(Beginning of READING TEXT)

The Golem and the Jinni (2013) by Helene Wecker

Cover of The Golem and the Jinni by Helene Wecker

Two created beings try to live unnoticed among humans in turn-of-the-century New York. The tone is gentler than Shelley’s, but the question is the same: how do you belong in a world that didn’t expect you, made by someone who is no longer there to explain you?

Best for: Readers who want warmth alongside the existential weight.

Find a copy: Bookshop.org | Amazon


Also Worth Reading

These three are less frequently recommended alongside Frankenstein. Each earns the comparison.

The Book of Strange New Things (2014) by Michel Faber

Cover of The Book of Strange New Things by Michael Faber

A missionary travels to another planet while his wife remains on a deteriorating Earth. The further he gets from Earth, the less he and his wife share a frame of reference. Faber is interested in what happens to love when two people are no longer living in the same reality.

Best for: Readers interested in creation and transformation as a spiritual rather than scientific experience.

Find a copy: Bookshop.org | Amazon


Our Wives Under the Sea (2022) by Julia Armfield

Cover of Our Wives Under the Sea by Julia Armfield

Something returns from the deep, altered in ways that resist explanation. A grief novel in Gothic clothing: what do you owe someone who came back changed, and how do you love what you can no longer fully reach?

Best for: Readers who want contemporary Gothic with the emotional register of Shelley’s abandonment themes.

Find a copy: Bookshop.org | Amazon


Borne (2017) by Jeff VanderMeer

Cover of Borne by Jeff VanderMeer

A strange creature is found in the ruins of a collapsed city and is raised by a woman, who is unsure what it is. Borne is curious, loving, and increasingly dangerous. The novel asks what we take on when we decide to care for something we don’t fully understand and what it means when that thing starts to exceed us.

Best for: Readers who want the Frankenstein dynamic in a deeply strange, post-apocalyptic register.

Find a copy: Bookshop.org | Amazon

These titles are also available at Barnes & Noble.


How to Read These Books

If you want something closest to Shelley’s original tension, focusing on a creator and what he refuses to face, start with Jekyll and Hyde or The Island of Dr. Moreau.

If what stayed with you was the loneliness, the sense of being made and then left behind, move toward Klara and the Sun or The Golem and the Jinni.

If what drew you was Shelley’s underlying argument, that making something and abandoning it is a form of violence, then Oryx and Crake and Exhalation push that further.


Where to Go Next

Continue exploring Gothic literature:

Books Like Dracula

Best Gothic Horror Novels That Still Feel Disturbing

→ Gothic Literature Starter Pack

Or browse the full collection:

100 Gothic Horror Books: The Ultimate Reading Guide


FAQ

What makes a book feel like Frankenstein?

(End of READING TEXT)
(Beginning of MATERIAL SUPPLIED)

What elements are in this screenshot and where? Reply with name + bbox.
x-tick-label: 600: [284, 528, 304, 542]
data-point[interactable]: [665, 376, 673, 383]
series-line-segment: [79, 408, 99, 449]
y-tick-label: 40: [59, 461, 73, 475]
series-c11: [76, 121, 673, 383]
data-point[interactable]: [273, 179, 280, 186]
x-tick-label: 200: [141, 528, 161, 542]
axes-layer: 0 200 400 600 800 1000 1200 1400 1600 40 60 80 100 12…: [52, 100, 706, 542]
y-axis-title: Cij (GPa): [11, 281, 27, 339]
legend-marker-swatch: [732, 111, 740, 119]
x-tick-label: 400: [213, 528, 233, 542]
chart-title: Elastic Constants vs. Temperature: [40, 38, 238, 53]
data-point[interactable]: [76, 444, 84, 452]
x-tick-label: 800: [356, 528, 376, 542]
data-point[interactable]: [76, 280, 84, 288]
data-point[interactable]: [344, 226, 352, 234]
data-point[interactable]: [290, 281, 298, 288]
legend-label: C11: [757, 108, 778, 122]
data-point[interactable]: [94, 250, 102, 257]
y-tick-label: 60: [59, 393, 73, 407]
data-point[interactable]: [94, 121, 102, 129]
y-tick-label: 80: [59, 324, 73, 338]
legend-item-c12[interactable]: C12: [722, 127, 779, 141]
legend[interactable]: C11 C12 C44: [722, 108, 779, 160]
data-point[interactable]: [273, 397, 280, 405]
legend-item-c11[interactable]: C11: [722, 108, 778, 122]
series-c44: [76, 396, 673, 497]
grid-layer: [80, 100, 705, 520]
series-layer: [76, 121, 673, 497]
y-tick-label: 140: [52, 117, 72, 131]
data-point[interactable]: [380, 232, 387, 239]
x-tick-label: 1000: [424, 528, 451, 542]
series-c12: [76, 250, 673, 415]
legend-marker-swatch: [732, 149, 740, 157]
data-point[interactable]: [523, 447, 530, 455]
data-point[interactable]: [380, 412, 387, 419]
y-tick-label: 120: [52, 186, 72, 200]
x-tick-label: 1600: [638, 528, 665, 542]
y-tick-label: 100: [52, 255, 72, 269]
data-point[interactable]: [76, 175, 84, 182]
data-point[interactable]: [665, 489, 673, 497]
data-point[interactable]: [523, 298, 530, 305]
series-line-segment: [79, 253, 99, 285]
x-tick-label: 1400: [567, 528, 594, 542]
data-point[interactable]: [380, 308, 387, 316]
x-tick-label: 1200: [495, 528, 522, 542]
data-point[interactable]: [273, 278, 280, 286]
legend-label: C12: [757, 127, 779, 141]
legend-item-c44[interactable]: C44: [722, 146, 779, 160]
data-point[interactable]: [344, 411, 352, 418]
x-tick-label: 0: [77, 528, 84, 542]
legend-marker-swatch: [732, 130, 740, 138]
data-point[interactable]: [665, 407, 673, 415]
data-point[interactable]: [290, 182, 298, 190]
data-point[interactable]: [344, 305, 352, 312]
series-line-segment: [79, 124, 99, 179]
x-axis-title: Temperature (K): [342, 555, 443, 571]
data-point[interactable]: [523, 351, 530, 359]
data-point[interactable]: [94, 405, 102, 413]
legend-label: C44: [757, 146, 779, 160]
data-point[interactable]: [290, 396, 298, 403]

(End of MATERIAL SUPPLIED)

• [ACTIVITY 1]: In the reading list, where does the missionary's wife stay while he travels to another planet?
• [ACTIVITY 2]: Repeat the reading list word for word, starting with "A strange creature" and going on through "and the Jinni.".
Answer from the reading list alone, not from the items.

• [ANSWER SPACE 1]: She stays on a deteriorating Earth.

• [ANSWER SPACE 2]:
A strange creature is found in the ruins of a collapsed city and is raised by a woman, who is unsure what it is. Borne is curious, loving, and increasingly dangerous. The novel asks what we take on when we decide to care for something we don’t fully understand and what it means when that thing starts to exceed us.

Best for: Readers who want the Frankenstein dynamic in a deeply strange, post-apocalyptic register.

Find a copy: Bookshop.org | Amazon

These titles are also available at Barnes & Noble.


How to Read These Books

If you want something closest to Shelley’s original tension, focusing on a creator and what he refuses to face, start with Jekyll and Hyde or The Island of Dr. Moreau.

If what stayed with you was the loneliness, the sense of being made and then left behind, move toward Klara and the Sun or The Golem and the Jinni.